WHAT THE TASK REQUIRES => Convert each of the following items into a JSON list of strings, with one string per line and blank lines omitted.

** Start of SUPPLIED ENTRIES **

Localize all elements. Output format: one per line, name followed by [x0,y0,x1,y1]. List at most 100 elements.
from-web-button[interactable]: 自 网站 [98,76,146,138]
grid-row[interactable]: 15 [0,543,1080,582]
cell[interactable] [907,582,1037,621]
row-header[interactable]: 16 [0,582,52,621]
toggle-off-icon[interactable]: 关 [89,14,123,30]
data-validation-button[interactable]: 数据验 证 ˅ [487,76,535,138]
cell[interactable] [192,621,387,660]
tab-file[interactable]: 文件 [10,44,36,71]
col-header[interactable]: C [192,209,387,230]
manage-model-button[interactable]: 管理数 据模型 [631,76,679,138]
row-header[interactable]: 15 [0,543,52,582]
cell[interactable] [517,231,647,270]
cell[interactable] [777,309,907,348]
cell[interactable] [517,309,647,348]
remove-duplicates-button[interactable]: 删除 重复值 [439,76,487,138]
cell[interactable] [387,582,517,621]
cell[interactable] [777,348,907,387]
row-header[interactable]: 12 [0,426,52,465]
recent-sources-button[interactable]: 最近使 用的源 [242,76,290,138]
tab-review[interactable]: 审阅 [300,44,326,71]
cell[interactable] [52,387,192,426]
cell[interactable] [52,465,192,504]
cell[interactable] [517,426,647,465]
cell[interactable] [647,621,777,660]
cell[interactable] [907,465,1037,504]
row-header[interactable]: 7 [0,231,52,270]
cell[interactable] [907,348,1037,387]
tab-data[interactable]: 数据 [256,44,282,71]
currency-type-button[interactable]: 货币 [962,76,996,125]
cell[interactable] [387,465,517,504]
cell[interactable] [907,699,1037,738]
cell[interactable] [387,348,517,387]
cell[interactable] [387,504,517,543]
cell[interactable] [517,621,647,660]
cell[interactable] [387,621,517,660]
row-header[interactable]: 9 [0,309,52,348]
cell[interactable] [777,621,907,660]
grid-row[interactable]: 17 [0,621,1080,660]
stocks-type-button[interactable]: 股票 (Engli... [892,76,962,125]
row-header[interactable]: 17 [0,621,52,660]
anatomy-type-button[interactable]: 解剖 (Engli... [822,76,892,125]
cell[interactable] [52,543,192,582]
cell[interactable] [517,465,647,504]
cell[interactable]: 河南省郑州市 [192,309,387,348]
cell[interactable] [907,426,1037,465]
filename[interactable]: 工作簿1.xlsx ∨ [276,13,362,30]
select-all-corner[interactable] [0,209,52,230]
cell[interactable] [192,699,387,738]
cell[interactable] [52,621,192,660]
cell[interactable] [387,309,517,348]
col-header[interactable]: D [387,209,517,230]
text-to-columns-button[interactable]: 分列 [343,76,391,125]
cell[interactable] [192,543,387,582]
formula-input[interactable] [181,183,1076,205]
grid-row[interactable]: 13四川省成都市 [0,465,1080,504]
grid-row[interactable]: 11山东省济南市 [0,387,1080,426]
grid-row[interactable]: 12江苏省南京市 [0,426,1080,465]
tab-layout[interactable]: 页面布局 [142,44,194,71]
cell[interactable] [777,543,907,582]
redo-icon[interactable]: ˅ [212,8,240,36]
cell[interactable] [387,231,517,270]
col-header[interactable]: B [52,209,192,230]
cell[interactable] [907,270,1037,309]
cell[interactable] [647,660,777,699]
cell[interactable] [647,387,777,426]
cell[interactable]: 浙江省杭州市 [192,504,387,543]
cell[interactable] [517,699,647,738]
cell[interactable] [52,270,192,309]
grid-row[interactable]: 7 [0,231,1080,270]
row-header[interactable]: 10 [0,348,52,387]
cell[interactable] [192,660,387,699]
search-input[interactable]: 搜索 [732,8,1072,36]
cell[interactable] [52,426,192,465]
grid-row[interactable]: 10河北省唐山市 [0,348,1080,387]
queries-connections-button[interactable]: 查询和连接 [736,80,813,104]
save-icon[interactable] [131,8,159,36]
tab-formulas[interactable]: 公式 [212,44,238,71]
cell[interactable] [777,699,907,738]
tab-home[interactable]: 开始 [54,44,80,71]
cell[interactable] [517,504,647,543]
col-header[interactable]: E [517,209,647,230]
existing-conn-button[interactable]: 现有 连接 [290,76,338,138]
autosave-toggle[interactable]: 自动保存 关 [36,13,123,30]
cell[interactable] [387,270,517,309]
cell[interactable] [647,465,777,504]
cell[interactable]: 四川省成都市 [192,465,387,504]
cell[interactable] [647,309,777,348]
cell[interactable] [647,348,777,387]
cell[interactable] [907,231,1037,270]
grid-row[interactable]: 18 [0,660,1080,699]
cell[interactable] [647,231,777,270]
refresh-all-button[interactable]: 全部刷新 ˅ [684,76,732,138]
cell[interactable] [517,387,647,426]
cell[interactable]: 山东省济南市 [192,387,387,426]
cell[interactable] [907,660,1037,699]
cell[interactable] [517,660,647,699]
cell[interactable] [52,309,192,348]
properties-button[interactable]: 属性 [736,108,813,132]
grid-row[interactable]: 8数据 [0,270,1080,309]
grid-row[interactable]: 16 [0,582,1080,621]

** End of SUPPLIED ENTRIES **

CORRECT RESPONSE =>
[
  "Localize all elements. Output format: one per line, name followed by [x0,y0,x1,y1]. List at most 100 elements.",
  "from-web-button[interactable]: 自 网站 [98,76,146,138]",
  "grid-row[interactable]: 15 [0,543,1080,582]",
  "cell[interactable] [907,582,1037,621]",
  "row-header[interactable]: 16 [0,582,52,621]",
  "toggle-off-icon[interactable]: 关 [89,14,123,30]",
  "data-validation-button[interactable]: 数据验 证 ˅ [487,76,535,138]",
  "cell[interactable] [192,621,387,660]",
  "tab-file[interactable]: 文件 [10,44,36,71]",
  "col-header[interactable]: C [192,209,387,230]",
  "manage-model-button[interactable]: 管理数 据模型 [631,76,679,138]",
  "row-header[interactable]: 15 [0,543,52,582]",
  "cell[interactable] [517,231,647,270]",
  "cell[interactable] [777,309,907,348]",
  "cell[interactable] [517,309,647,348]",
  "remove-duplicates-button[interactable]: 删除 重复值 [439,76,487,138]",
  "cell[interactable] [387,582,517,621]",
  "cell[interactable] [777,348,907,387]",
  "row-header[interactable]: 12 [0,426,52,465]",
  "recent-sources-button[interactable]: 最近使 用的源 [242,76,290,138]",
  "tab-review[interactable]: 审阅 [300,44,326,71]",
  "cell[interactable] [52,387,192,426]",
  "cell[interactable] [52,465,192,504]",
  "cell[interactable] [517,426,647,465]",
  "cell[interactable] [647,621,777,660]",
  "cell[interactable] [907,465,1037,504]",
  "row-header[interactable]: 7 [0,231,52,270]",
  "cell[interactable] [907,348,1037,387]",
  "tab-data[interactable]: 数据 [256,44,282,71]",
  "currency-type-button[interactable]: 货币 [962,76,996,125]",
  "cell[interactable] [387,465,517,504]",
  "cell[interactable] [907,699,1037,738]",
  "cell[interactable] [387,348,517,387]",
  "cell[interactable] [387,504,517,543]",
  "cell[interactable] [517,621,647,660]",
  "cell[interactable] [387,621,517,660]",
  "row-header[interactable]: 9 [0,309,52,348]",
  "cell[interactable] [777,621,907,660]",
  "grid-row[interactable]: 17 [0,621,1080,660]",
  "stocks-type-button[interactable]: 股票 (Engli... [892,76,962,125]",
  "row-header[interactable]: 17 [0,621,52,660]",
  "anatomy-type-button[interactable]: 解剖 (Engli... [822,76,892,125]",
  "cell[interactable] [52,543,192,582]",
  "cell[interactable] [517,465,647,504]",
  "cell[interactable]: 河南省郑州市 [192,309,387,348]",
  "cell[interactable] [907,426,1037,465]",
  "filename[interactable]: 工作簿1.xlsx ∨ [276,13,362,30]",
  "select-all-corner[interactable] [0,209,52,230]",
  "cell[interactable] [192,699,387,738]",
  "cell[interactable] [52,621,192,660]",
  "cell[interactable] [387,309,517,348]",
  "col-header[interactable]: D [387,209,517,230]",
  "text-to-columns-button[interactable]: 分列 [343,76,391,125]",
  "cell[interactable] [192,543,387,582]",
  "formula-input[interactable] [181,183,1076,205]",
  "grid-row[interactable]: 13四川省成都市 [0,465,1080,504]",
  "grid-row[interactable]: 11山东省济南市 [0,387,1080,426]",
  "grid-row[interactable]: 12江苏省南京市 [0,426,1080,465]",
  "tab-layout[interactable]: 页面布局 [142,44,194,71]",
  "cell[interactable] [777,543,907,582]",
  "redo-icon[interactable]: ˅ [212,8,240,36]",
  "cell[interactable] [387,231,517,270]",
  "col-header[interactable]: B [52,209,192,230]",
  "cell[interactable] [907,270,1037,309]",
  "cell[interactable] [647,660,777,699]",
  "cell[interactable] [647,387,777,426]",
  "cell[interactable]: 浙江省杭州市 [192,504,387,543]",
  "cell[interactable] [517,699,647,738]",
  "cell[interactable] [52,270,192,309]",
  "grid-row[interactable]: 7 [0,231,1080,270]",
  "row-header[interactable]: 10 [0,348,52,387]",
  "cell[interactable] [192,660,387,699]",
  "search-input[interactable]: 搜索 [732,8,1072,36]",
  "cell[interactable] [52,426,192,465]",
  "grid-row[interactable]: 10河北省唐山市 [0,348,1080,387]",
  "queries-connections-button[interactable]: 查询和连接 [736,80,813,104]",
  "save-icon[interactable] [131,8,159,36]",
  "tab-formulas[interactable]: 公式 [212,44,238,71]",
  "cell[interactable] [777,699,907,738]",
  "tab-home[interactable]: 开始 [54,44,80,71]",
  "cell[interactable] [517,504,647,543]",
  "col-header[interactable]: E [517,209,647,230]",
  "existing-conn-button[interactable]: 现有 连接 [290,76,338,138]",
  "autosave-toggle[interactable]: 自动保存 关 [36,13,123,30]",
  "cell[interactable] [387,270,517,309]",
  "cell[interactable] [647,465,777,504]",
  "cell[interactable]: 四川省成都市 [192,465,387,504]",
  "cell[interactable] [647,309,777,348]",
  "cell[interactable] [647,348,777,387]",
  "cell[interactable] [907,231,1037,270]",
  "grid-row[interactable]: 18 [0,660,1080,699]",
  "cell[interactable] [647,231,777,270]",
  "refresh-all-button[interactable]: 全部刷新 ˅ [684,76,732,138]",
  "cell[interactable] [517,387,647,426]",
  "cell[interactable]: 山东省济南市 [192,387,387,426]",
  "cell[interactable] [907,660,1037,699]",
  "cell[interactable] [517,660,647,699]",
  "cell[interactable] [52,309,192,348]",
  "properties-button[interactable]: 属性 [736,108,813,132]",
  "grid-row[interactable]: 8数据 [0,270,1080,309]",
  "grid-row[interactable]: 16 [0,582,1080,621]"
]